▸ Given records
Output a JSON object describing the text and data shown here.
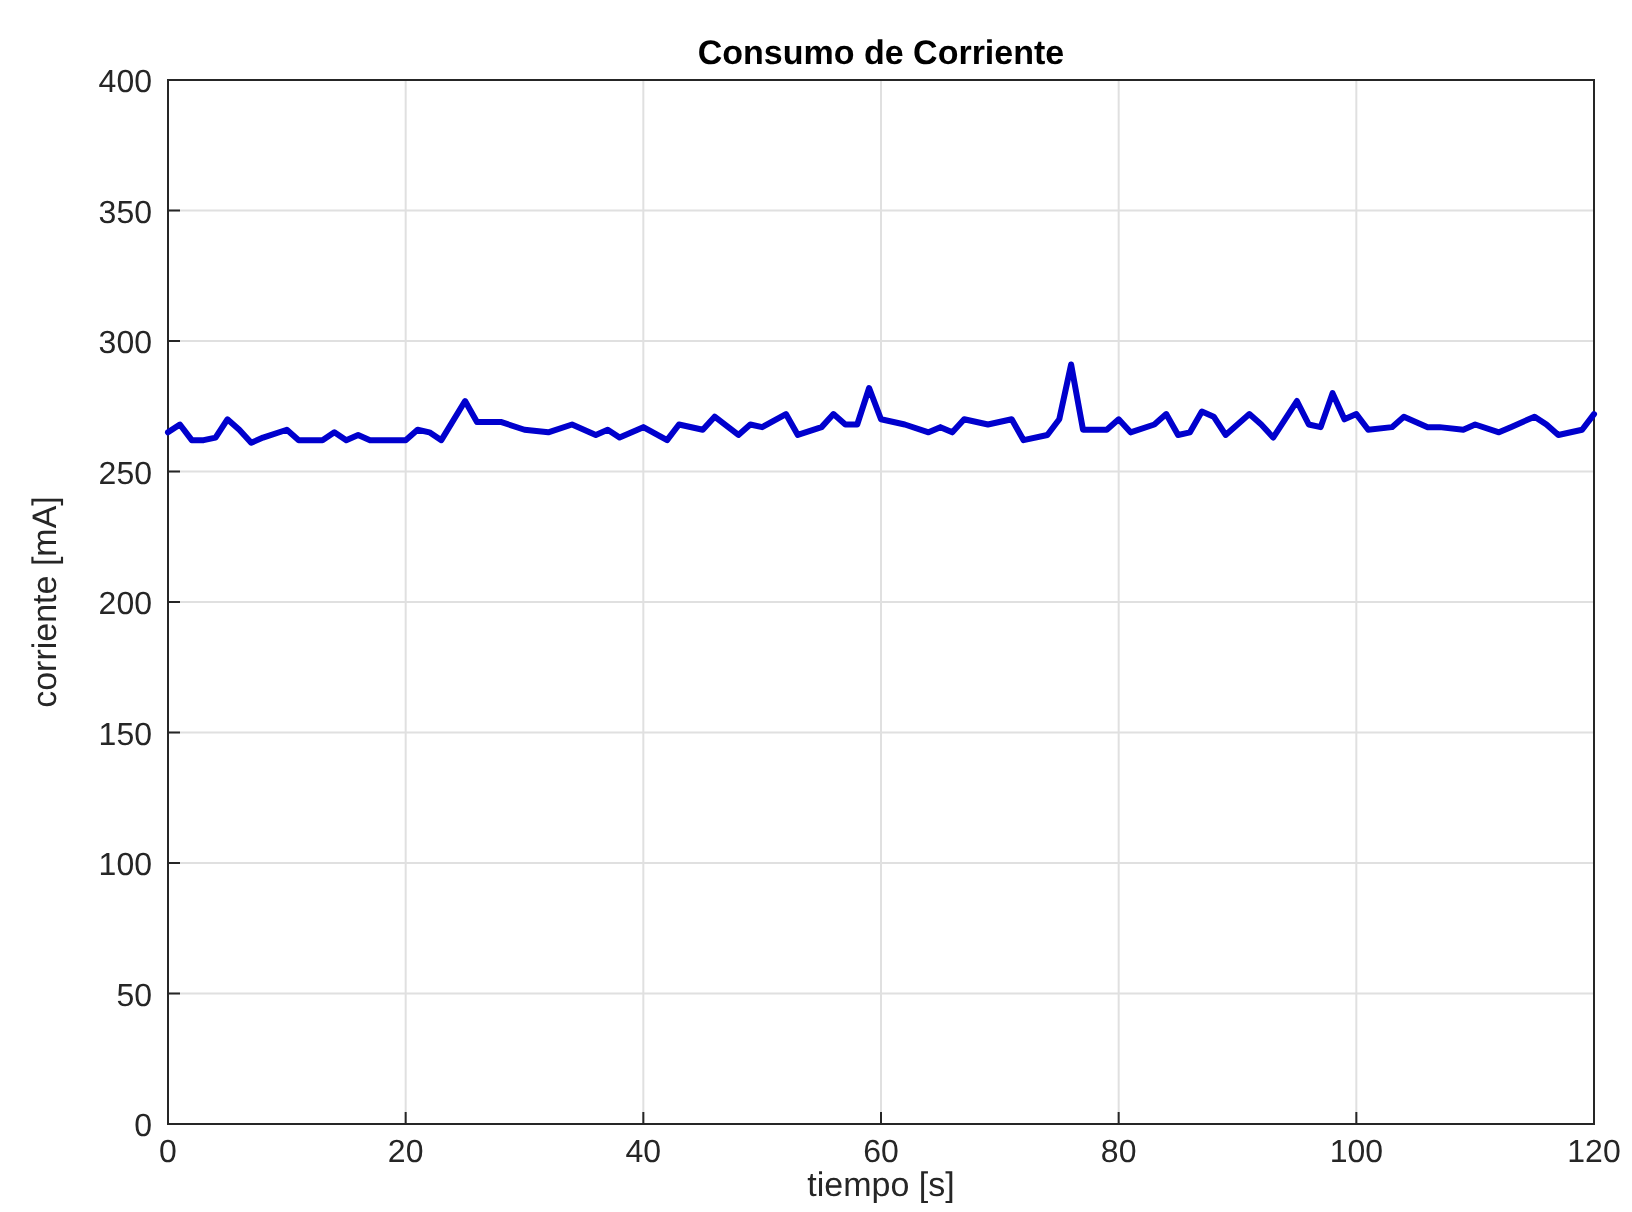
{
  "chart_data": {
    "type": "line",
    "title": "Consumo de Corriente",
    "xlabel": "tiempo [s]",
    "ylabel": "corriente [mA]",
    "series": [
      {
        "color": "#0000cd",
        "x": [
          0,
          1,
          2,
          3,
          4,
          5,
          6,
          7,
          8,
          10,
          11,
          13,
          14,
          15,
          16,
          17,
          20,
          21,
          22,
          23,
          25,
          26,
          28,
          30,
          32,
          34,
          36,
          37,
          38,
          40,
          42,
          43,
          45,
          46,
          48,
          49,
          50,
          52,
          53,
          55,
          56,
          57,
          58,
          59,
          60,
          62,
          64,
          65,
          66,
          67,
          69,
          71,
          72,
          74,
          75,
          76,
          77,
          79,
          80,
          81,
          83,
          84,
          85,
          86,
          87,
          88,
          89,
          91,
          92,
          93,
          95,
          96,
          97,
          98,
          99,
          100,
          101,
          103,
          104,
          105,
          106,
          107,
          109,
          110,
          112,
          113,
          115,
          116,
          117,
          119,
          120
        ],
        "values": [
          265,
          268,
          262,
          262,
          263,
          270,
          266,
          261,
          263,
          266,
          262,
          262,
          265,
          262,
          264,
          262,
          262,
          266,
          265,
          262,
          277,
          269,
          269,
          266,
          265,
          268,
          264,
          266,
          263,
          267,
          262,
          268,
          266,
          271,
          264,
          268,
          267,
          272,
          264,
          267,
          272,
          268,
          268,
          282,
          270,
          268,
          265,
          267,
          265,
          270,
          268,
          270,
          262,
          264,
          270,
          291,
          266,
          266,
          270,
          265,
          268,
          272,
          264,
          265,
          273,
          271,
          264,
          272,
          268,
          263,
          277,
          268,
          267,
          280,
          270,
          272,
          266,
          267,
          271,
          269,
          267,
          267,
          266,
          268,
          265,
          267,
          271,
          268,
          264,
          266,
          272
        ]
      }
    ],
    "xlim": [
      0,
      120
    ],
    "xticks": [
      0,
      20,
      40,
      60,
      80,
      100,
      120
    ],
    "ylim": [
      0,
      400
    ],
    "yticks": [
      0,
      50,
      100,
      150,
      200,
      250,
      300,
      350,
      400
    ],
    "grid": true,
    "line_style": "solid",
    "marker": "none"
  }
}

--

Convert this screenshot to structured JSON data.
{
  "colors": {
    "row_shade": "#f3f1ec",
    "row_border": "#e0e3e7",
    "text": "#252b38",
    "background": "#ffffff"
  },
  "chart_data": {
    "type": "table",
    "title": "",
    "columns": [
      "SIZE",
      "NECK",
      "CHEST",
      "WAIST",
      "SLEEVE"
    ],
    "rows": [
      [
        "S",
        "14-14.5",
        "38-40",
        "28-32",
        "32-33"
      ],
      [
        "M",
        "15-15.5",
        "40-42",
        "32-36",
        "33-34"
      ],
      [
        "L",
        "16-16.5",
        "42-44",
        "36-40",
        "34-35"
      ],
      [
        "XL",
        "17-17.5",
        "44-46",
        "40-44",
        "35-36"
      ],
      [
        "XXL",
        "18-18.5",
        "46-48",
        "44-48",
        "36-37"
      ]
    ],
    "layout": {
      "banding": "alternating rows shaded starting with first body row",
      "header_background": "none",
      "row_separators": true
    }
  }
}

---

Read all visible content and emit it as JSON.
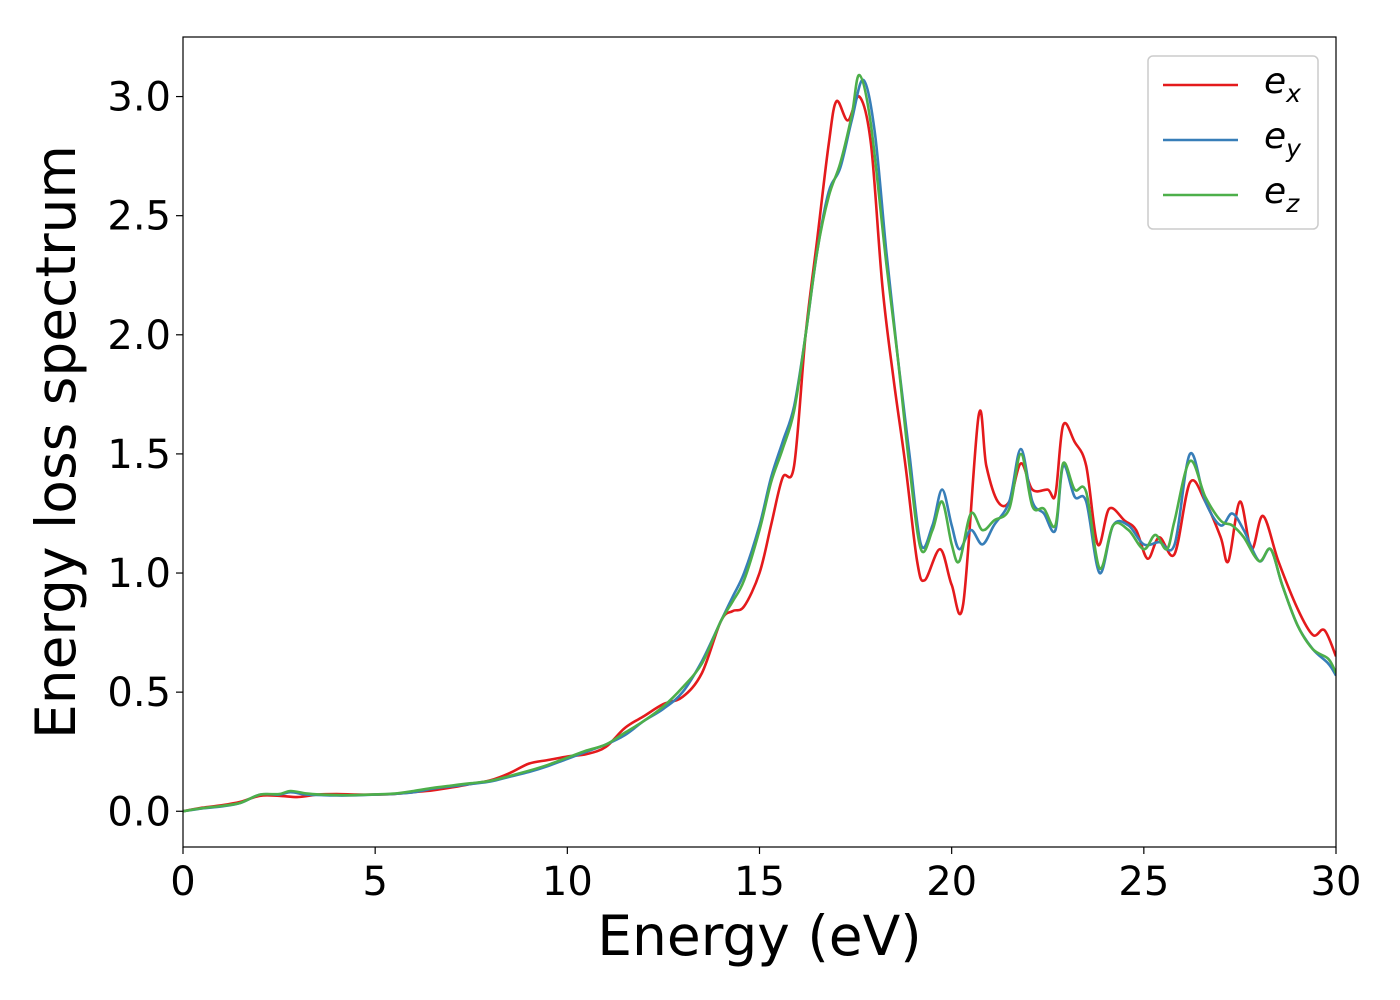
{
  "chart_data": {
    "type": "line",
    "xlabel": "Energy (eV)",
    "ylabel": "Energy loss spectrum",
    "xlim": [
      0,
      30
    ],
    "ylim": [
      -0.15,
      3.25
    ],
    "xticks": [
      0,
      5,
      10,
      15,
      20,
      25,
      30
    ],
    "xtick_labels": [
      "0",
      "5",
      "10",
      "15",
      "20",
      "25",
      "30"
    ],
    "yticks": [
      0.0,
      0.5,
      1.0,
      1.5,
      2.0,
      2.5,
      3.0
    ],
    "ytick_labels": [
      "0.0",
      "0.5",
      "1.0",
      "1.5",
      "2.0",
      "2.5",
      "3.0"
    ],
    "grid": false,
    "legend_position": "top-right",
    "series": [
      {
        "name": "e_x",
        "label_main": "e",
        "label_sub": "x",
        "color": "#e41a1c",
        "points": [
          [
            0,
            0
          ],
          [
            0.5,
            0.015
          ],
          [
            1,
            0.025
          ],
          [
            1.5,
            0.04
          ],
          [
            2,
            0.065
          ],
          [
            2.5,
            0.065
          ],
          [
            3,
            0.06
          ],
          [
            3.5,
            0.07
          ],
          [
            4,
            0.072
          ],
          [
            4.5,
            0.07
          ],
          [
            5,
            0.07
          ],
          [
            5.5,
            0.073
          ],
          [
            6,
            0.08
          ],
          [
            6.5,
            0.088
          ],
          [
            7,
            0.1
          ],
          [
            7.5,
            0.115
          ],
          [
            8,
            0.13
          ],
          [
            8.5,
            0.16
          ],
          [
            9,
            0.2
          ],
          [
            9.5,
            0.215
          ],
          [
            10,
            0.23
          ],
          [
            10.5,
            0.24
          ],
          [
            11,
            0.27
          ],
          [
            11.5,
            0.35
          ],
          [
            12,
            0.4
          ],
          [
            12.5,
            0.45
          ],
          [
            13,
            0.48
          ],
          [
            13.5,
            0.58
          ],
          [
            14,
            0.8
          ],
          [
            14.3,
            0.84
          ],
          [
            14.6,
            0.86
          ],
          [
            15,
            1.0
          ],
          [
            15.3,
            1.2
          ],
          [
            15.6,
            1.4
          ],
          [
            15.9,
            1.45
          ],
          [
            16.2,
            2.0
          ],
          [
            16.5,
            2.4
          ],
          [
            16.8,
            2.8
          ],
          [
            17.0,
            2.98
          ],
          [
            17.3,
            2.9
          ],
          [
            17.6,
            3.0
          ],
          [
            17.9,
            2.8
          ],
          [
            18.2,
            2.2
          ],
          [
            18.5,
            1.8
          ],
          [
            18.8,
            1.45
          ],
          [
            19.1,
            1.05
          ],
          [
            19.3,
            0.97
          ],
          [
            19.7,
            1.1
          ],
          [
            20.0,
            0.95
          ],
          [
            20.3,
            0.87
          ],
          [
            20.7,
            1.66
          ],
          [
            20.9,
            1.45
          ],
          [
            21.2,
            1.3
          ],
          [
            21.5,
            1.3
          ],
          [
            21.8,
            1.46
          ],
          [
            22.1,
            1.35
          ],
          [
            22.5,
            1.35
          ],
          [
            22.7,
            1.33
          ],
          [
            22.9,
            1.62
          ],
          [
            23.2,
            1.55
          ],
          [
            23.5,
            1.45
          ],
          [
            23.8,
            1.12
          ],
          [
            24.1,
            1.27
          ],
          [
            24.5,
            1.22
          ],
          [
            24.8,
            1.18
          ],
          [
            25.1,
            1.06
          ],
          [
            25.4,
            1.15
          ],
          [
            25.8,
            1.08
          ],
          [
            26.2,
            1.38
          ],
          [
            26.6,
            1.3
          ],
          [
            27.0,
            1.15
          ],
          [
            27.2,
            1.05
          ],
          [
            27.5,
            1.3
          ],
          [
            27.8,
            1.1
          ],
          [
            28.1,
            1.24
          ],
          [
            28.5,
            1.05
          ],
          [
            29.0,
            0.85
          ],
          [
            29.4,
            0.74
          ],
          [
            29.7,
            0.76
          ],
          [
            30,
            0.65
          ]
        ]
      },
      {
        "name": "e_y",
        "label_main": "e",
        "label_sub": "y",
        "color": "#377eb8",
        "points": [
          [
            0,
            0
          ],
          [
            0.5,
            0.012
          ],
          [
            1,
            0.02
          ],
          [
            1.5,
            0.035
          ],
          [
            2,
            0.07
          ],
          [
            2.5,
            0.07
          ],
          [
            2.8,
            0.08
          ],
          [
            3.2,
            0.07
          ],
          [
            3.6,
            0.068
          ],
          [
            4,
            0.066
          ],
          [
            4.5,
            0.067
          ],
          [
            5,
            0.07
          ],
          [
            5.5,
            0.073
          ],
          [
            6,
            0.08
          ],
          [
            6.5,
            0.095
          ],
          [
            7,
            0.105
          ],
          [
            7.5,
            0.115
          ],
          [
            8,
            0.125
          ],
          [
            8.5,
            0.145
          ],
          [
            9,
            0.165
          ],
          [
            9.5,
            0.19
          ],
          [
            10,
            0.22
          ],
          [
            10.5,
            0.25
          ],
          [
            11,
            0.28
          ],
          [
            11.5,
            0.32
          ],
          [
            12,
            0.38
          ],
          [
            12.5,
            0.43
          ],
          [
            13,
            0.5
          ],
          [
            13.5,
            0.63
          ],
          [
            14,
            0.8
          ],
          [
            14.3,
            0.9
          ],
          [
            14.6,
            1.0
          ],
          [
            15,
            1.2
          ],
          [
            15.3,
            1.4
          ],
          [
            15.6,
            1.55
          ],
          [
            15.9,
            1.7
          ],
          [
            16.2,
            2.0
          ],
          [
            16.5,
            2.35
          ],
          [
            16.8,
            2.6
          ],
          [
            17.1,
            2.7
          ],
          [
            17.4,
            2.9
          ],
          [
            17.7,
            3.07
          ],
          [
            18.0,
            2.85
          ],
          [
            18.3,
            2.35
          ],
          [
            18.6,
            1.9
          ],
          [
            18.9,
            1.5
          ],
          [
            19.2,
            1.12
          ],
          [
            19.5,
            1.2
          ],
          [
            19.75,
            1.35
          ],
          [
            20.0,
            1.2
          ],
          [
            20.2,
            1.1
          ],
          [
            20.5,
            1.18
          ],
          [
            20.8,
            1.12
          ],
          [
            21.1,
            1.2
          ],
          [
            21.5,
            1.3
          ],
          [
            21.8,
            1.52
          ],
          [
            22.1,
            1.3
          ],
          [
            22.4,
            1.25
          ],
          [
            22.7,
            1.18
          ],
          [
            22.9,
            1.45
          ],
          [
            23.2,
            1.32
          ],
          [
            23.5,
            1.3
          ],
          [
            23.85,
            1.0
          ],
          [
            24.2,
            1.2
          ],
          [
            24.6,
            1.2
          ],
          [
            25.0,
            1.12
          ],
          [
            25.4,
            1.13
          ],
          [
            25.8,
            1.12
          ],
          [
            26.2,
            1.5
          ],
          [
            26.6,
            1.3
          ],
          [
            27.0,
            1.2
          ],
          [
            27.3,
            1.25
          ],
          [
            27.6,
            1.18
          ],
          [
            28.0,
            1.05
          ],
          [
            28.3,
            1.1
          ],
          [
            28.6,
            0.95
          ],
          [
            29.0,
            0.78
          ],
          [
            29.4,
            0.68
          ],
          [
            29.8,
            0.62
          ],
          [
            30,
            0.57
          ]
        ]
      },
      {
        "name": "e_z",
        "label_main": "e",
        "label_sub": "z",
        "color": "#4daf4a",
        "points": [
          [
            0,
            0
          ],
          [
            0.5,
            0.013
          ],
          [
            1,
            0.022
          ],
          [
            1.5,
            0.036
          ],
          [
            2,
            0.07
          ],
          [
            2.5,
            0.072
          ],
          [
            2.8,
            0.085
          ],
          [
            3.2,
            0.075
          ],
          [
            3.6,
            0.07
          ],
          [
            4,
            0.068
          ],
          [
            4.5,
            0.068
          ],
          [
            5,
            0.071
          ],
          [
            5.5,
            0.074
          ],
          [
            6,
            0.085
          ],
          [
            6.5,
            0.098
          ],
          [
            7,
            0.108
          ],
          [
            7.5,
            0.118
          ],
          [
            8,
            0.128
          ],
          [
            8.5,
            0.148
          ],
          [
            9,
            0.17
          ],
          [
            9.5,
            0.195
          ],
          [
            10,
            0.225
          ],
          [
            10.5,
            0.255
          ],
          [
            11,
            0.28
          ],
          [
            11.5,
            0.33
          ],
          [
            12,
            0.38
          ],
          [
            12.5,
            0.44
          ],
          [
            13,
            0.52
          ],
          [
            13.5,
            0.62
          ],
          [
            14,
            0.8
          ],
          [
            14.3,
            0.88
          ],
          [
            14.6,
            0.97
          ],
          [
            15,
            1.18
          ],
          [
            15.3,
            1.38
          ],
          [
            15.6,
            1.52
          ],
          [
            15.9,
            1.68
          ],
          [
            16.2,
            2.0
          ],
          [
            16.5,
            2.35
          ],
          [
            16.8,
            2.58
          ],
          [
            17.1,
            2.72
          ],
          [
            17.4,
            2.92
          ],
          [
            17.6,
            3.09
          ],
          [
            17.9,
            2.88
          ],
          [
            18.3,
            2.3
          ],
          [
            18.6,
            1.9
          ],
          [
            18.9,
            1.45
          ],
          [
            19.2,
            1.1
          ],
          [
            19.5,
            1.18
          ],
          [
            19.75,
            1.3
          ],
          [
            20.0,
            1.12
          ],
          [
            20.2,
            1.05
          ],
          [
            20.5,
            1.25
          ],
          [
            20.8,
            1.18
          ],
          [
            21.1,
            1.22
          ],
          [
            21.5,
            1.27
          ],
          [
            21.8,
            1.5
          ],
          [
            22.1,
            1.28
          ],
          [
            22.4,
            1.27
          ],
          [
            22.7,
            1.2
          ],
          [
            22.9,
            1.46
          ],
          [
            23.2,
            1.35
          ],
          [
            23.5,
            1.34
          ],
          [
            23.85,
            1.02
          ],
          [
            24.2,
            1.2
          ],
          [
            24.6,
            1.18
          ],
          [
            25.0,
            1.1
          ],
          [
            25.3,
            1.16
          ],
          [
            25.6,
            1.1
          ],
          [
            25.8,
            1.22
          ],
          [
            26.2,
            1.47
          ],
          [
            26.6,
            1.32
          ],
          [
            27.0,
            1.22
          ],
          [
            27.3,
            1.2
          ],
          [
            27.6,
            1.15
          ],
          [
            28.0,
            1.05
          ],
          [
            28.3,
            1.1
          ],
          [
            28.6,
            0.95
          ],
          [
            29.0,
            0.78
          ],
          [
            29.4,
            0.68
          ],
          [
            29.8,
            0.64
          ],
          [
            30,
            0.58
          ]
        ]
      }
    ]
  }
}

▸ Exercise
Find every line that holds "text" and copy it.

▸ Response below
Output a JSON object describing the text and data shown here.
    "text": "#252b38",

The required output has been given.